The second wave of immigrants from the Arab world who started coming in the 1960s has had the advantage of being able to join the already established Arab American communities in the United States. In many cases the second-wave immigrants arrive with more education and skills than the first and can establish themselves more quickly. But many challenges remain. Professionals, like teachers, doctors, and lawyers, often cannot practice in the United States without first going back to school for U.S. certificates and degrees. Some have faced job discrimination. And many of the immigrants today are from the war-torn countries like Lebanon, Palestine, Yemen, and Iraq and have the difficulty of coping with trauma and grief while adjusting to the new country.

Like the earlier immigrants, many recent immigrants from Arab countries start their own retail businesses. Peddling is no longer an option, so many use family resources and savings to set up a small business as soon as they arrive in the country. Many of the second- and third-generation Arab Americans become educated and move on to professional positions, while new immigrants fill their vacancies in manual labor and store ownership.

According to the U.S. Census, Arab Americans have been economically successful in the United States. In 2000 about 64 percent of Arab American adults were in the labor force and 5 percent were unemployed. Seventy-three percent of working Arab Americans hold positions in managerial, professional, technical, sales, or administrative fields. Only 12 percent of Arab Americans work in service jobs (lower-paying jobs such as food preparation and office cleaning), less than half of the overall rate of Americans in service jobs. The median income (the income level that is midway between high and low income levels) for Arab American households in 1999 was $47,000, compared with $42,000 for all households in the United States. About 30 percent of Arab Americans have a household income that exceeds $75,000 per year—the rate for Americans overall at that income was 22 percent.

Education

About 82 percent of Arab Americans have a high school diploma or higher degree, which is close to the national average. About 36 percent have a bachelor's degree or higher, which is considerably above the national average of 24 percent. Fifteen percent have graduate degrees.

In addition to public schooling, some Muslim Arab Americans attend private Islamic schools. These schools teach standard subjects like the public schools, but they also provide classes in Arabic language and promote a sense of cultural and religious identity among their Muslim students. Learning, prayer, and discipline are emphasized. The most important text, which the students must learn by heart, is the Qur'an. Some Arab American students attend public schools during the week and go to Islamic school on weekends.

In general, Islamic schools in the United States are places in which the more established Muslim Arab American families can preserve culture and religious roots. So too can newly arrived immigrants find a community to aid them as they adjust to American life.

+ + + + + + +

Extend the text on Arab American immigrants past its final sentence by adding one or two paragraphs. The lines after the text are separate material and are not part of it.

Region annotation lines
+ + + + + + +

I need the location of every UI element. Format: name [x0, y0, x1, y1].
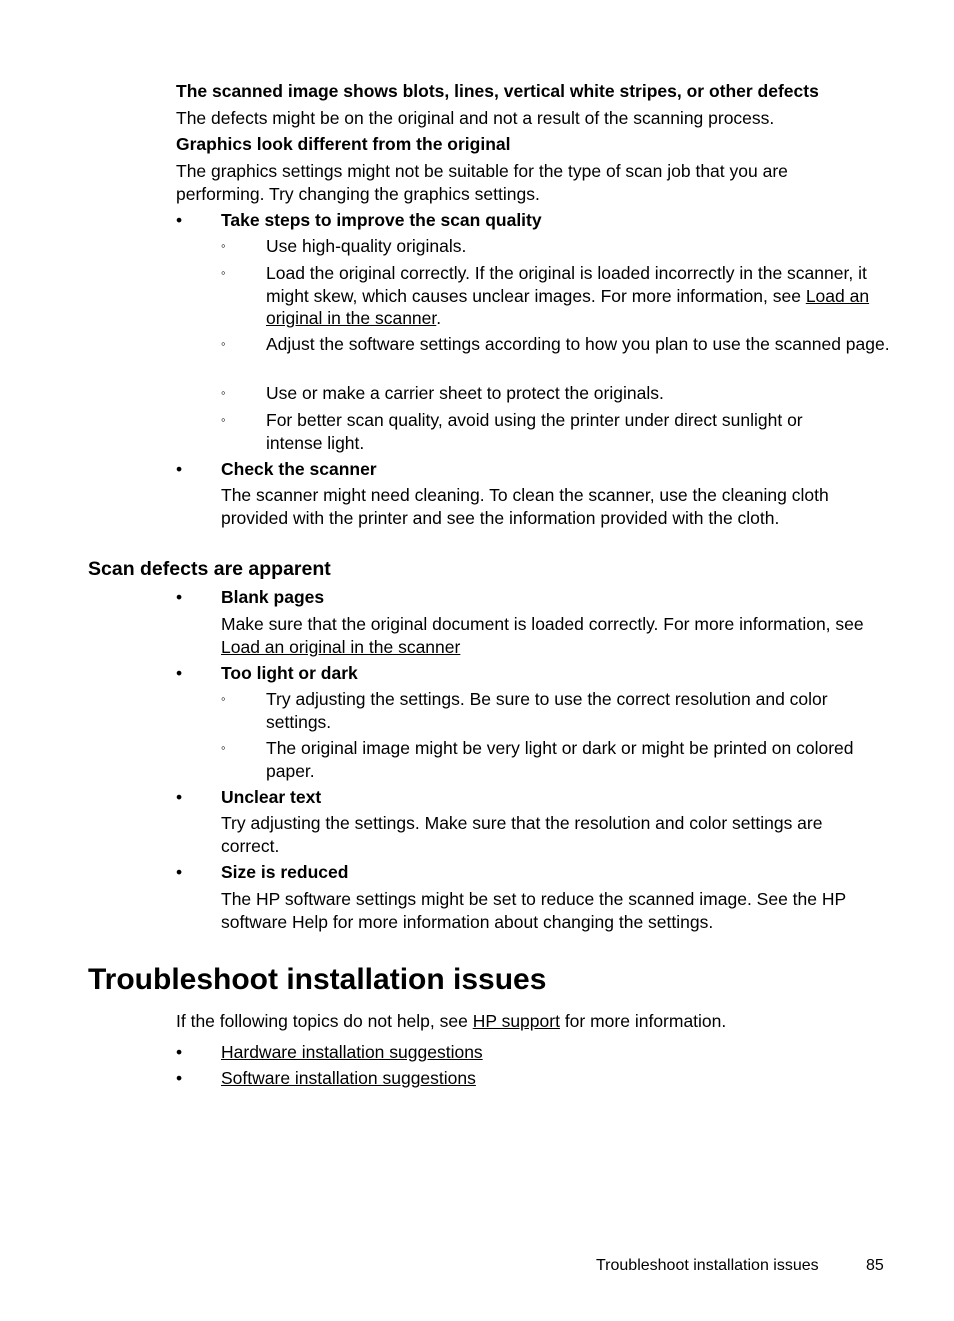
- para-graphics: The graphics settings might not be suitable for the type of scan job that you are performing. Try changing the graphics settings.: [176, 161, 788, 204]
- software-install-link[interactable]: Software installation suggestions: [221, 1068, 476, 1088]
- load-original-link-2[interactable]: Load an original in the scanner: [221, 636, 461, 657]
- sub-bullet: ◦: [221, 740, 226, 755]
- improve-item-3: Adjust the software settings according to how you plan to use the scanned page.: [266, 334, 890, 354]
- load-original-link[interactable]: Load an original in the scanner: [266, 285, 870, 328]
- sub-bullet: ◦: [221, 412, 226, 427]
- bullet: •: [176, 587, 183, 607]
- sub-bullet: ◦: [221, 336, 226, 351]
- sub-bullet: ◦: [221, 691, 226, 706]
- unclear-text: Try adjusting the settings. Make sure that the resolution and color settings are correct.: [221, 813, 823, 856]
- heading-defects: The scanned image shows blots, lines, vertical white stripes, or other defects: [176, 81, 819, 101]
- heading-graphics: Graphics look different from the original: [176, 134, 511, 154]
- sub-bullet: ◦: [221, 265, 226, 280]
- scan-defects-heading: Scan defects are apparent: [88, 558, 331, 580]
- para-defects: The defects might be on the original and not a result of the scanning process.: [176, 108, 775, 128]
- bullet: •: [176, 862, 183, 882]
- improve-item-2: [266, 262, 891, 330]
- bullet: •: [176, 210, 183, 230]
- hardware-install-link[interactable]: Hardware installation suggestions: [221, 1042, 483, 1062]
- bullet: •: [176, 459, 183, 479]
- improve-item-2-text: Load the original correctly. If the original is loaded incorrectly in the scanner, it might skew, which causes unclear images. For more information, see: [266, 263, 867, 306]
- unclear-title: Unclear text: [221, 787, 322, 807]
- check-text: The scanner might need cleaning. To clean the scanner, use the cleaning cloth provided with the printer and see the information provided with the cloth.: [221, 485, 829, 528]
- blank-title: Blank pages: [221, 587, 325, 607]
- install-intro-end: for more information.: [559, 1011, 727, 1031]
- install-intro-text: If the following topics do not help, see: [176, 1011, 473, 1031]
- page-title: Troubleshoot installation issues: [88, 963, 547, 996]
- bullet: •: [176, 663, 183, 683]
- footer-title: Troubleshoot installation issues: [596, 1257, 819, 1274]
- page-number: 85: [866, 1257, 884, 1274]
- sub-bullet: ◦: [221, 238, 226, 253]
- improve-item-4: Use or make a carrier sheet to protect the originals.: [266, 383, 664, 403]
- bullet: •: [176, 1042, 183, 1062]
- blank-text-body: Make sure that the original document is loaded correctly. For more information, see: [221, 614, 864, 634]
- bullet: •: [176, 787, 183, 807]
- sub-bullet: ◦: [221, 385, 226, 400]
- improve-item-2-end: .: [436, 308, 442, 328]
- bullet: •: [176, 1068, 183, 1088]
- light-dark-item-2: The original image might be very light or dark or might be printed on colored paper.: [266, 738, 854, 781]
- install-intro: [176, 1010, 726, 1033]
- check-title: Check the scanner: [221, 459, 377, 479]
- hp-support-link[interactable]: HP support: [472, 1011, 560, 1031]
- size-text: The HP software settings might be set to reduce the scanned image. See the HP software Help for more information about changing the settings.: [221, 889, 846, 932]
- light-dark-title: Too light or dark: [221, 663, 358, 683]
- light-dark-item-1: Try adjusting the settings. Be sure to use the correct resolution and color settings.: [266, 689, 828, 732]
- improve-item-5: For better scan quality, avoid using the printer under direct sunlight or intense light.: [266, 410, 803, 453]
- blank-text: [221, 613, 886, 658]
- size-title: Size is reduced: [221, 862, 349, 882]
- improve-title: Take steps to improve the scan quality: [221, 210, 542, 230]
- improve-item-1: Use high-quality originals.: [266, 236, 467, 256]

+ + + + + + +

- _Result of this exercise_
The Hijab and the Kaffiyeh

Arab American women sometimes cover their heads with a head scarf called a hijab. The hijab is mainly worn by Muslim women, but many Christian Arab American women also wear head scarves. It is common among Arab Americans of every religion to dress modestly, as many believe dressing so shows that one has strong morals. Part of this modesty is shown by covering up rather than showing off the body. Some people believe that Arab women are not required either by religion or by their culture to cover their heads; others believe it is mandatory for a respectable Muslim woman to wear the hijab because there is reference to it in the Qur'an. The hijab means different things to different women. Many Arab American girls start wearing the hijab while quite young. Some are no doubt pressured into wearing the hijab by their families, but others wear it with pride as an expression of their heritage. Many Arab American men wear a kaffiyeh, a checked cloth worn on their heads. Kaffiyehs are traditional to Arab culture but they do not have religious meaning. Like the hijab, they are often worn to express pride in the Arab culture.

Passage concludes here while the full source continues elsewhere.